-- begin DATA SECTION --

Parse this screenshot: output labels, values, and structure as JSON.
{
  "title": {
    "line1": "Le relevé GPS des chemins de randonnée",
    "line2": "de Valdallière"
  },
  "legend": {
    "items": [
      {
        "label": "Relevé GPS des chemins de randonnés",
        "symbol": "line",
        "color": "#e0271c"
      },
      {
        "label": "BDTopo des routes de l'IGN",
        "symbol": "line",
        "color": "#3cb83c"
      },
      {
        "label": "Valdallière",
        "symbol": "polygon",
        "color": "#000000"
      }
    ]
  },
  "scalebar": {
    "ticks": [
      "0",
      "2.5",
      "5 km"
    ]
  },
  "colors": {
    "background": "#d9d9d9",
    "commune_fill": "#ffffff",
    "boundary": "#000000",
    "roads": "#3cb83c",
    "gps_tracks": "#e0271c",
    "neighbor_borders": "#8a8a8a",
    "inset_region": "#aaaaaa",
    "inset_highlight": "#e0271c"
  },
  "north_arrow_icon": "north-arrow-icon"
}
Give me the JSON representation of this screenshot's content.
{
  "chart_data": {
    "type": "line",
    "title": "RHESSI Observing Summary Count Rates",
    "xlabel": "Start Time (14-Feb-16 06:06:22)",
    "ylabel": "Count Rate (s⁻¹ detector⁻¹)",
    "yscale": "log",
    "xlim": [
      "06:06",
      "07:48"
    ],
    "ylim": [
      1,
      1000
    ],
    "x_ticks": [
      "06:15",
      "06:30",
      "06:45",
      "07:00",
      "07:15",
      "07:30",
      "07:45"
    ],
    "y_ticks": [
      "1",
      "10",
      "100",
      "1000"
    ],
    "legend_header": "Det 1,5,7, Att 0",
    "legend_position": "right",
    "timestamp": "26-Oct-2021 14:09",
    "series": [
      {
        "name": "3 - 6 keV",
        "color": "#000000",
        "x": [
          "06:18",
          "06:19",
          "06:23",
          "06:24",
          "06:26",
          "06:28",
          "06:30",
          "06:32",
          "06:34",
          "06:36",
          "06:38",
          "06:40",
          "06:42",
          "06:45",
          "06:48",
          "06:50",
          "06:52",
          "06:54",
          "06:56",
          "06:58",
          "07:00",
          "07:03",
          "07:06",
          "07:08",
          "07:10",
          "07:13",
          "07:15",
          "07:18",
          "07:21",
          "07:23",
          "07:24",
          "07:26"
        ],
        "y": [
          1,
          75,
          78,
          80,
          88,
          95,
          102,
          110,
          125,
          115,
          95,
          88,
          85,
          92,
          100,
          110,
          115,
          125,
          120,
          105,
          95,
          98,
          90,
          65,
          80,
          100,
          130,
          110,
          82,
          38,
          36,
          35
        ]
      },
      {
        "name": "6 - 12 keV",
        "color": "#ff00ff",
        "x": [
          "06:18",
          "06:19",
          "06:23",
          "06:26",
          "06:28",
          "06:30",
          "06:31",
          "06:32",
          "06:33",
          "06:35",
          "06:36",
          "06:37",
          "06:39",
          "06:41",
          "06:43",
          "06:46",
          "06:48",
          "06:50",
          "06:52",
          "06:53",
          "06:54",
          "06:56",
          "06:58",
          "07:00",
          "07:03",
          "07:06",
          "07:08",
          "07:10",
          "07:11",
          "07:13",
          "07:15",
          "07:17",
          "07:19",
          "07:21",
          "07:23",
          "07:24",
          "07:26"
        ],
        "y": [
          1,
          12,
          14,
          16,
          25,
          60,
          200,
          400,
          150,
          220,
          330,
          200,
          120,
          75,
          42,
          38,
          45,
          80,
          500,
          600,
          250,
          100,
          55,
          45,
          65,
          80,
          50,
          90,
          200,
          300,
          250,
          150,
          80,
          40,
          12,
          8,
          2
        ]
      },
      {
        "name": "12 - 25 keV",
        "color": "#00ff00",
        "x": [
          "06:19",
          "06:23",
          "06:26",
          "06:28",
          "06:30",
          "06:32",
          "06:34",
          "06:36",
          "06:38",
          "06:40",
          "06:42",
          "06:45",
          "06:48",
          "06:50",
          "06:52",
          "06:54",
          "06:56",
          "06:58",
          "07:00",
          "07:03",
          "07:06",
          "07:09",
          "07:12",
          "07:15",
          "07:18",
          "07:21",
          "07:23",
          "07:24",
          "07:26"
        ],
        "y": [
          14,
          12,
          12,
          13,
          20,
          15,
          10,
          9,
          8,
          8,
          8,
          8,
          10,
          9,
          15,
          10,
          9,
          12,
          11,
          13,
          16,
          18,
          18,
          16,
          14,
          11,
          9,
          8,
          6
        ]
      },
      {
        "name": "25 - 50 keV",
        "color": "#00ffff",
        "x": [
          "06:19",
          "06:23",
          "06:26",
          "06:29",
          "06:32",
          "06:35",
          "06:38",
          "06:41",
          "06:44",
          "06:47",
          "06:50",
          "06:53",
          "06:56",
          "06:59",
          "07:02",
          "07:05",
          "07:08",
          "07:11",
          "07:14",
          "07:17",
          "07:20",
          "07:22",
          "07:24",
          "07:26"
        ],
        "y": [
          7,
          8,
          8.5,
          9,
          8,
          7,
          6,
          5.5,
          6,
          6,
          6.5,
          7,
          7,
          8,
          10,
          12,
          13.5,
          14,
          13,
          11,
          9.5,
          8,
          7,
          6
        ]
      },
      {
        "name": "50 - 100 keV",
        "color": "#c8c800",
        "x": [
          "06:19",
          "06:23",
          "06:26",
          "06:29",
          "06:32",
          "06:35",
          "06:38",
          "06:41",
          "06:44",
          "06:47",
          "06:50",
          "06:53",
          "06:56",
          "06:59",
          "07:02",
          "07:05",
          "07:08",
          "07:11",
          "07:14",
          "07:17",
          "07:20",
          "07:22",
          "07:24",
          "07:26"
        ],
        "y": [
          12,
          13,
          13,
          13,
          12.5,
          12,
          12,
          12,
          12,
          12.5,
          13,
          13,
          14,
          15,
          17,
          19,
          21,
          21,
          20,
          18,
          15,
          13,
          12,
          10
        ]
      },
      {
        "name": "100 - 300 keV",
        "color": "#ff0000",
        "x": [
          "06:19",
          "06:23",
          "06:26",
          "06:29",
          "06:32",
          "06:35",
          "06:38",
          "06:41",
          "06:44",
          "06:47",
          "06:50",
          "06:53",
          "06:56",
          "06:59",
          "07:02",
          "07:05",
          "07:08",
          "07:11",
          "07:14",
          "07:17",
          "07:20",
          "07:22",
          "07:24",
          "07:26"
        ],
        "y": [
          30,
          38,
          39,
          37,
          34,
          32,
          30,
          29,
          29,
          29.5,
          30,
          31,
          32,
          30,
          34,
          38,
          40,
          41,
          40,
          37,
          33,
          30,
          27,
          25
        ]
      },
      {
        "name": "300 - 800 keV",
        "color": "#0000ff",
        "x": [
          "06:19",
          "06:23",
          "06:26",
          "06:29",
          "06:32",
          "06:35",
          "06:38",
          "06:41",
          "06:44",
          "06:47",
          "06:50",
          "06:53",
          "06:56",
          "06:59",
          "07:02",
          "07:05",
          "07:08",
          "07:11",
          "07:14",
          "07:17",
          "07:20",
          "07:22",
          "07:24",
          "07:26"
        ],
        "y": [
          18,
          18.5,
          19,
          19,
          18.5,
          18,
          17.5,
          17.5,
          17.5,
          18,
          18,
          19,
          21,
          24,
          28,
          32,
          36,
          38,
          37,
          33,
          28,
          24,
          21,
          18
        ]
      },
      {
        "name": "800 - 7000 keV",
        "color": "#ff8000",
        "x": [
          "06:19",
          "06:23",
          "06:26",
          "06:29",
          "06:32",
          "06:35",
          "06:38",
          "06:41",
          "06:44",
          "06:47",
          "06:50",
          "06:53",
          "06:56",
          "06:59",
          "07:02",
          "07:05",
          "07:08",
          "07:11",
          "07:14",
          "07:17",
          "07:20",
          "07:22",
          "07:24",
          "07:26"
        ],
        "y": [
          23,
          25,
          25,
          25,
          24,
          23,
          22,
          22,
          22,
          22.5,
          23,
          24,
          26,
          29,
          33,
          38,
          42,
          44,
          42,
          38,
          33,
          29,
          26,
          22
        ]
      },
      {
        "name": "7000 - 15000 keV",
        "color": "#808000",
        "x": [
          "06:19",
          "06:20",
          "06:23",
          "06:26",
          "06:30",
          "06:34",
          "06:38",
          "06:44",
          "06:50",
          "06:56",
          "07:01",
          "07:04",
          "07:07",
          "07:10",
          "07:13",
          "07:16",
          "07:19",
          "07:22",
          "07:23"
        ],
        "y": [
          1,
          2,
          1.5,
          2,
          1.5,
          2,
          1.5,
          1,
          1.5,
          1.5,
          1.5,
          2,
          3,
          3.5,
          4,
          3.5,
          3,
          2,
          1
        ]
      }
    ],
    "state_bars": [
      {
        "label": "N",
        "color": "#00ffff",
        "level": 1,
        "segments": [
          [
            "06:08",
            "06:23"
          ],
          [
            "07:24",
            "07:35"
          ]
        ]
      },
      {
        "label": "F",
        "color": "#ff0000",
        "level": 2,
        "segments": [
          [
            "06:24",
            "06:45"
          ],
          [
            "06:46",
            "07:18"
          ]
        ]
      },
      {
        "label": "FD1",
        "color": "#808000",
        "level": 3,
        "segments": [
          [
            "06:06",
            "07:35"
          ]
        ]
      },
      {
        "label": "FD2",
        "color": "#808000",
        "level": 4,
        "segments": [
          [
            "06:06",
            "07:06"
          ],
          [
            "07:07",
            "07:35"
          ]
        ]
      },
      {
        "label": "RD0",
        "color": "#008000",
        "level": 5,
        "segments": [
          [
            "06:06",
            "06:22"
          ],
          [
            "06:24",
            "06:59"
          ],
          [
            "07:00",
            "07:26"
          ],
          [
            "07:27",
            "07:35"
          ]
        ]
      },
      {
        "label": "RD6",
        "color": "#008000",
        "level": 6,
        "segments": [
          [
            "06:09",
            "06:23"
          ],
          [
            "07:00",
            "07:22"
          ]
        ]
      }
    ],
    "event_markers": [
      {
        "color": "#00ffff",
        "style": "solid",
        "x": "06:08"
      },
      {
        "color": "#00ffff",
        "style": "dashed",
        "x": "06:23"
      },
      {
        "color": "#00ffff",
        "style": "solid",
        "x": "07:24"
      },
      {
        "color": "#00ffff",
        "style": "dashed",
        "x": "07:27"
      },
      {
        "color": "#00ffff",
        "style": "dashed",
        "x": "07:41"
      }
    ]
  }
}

-- end DATA SECTION --

**WHAT THE TASK ASKS**:
Write only the number of lines in the records that include the word "this".

**FINAL ANSWER**:
2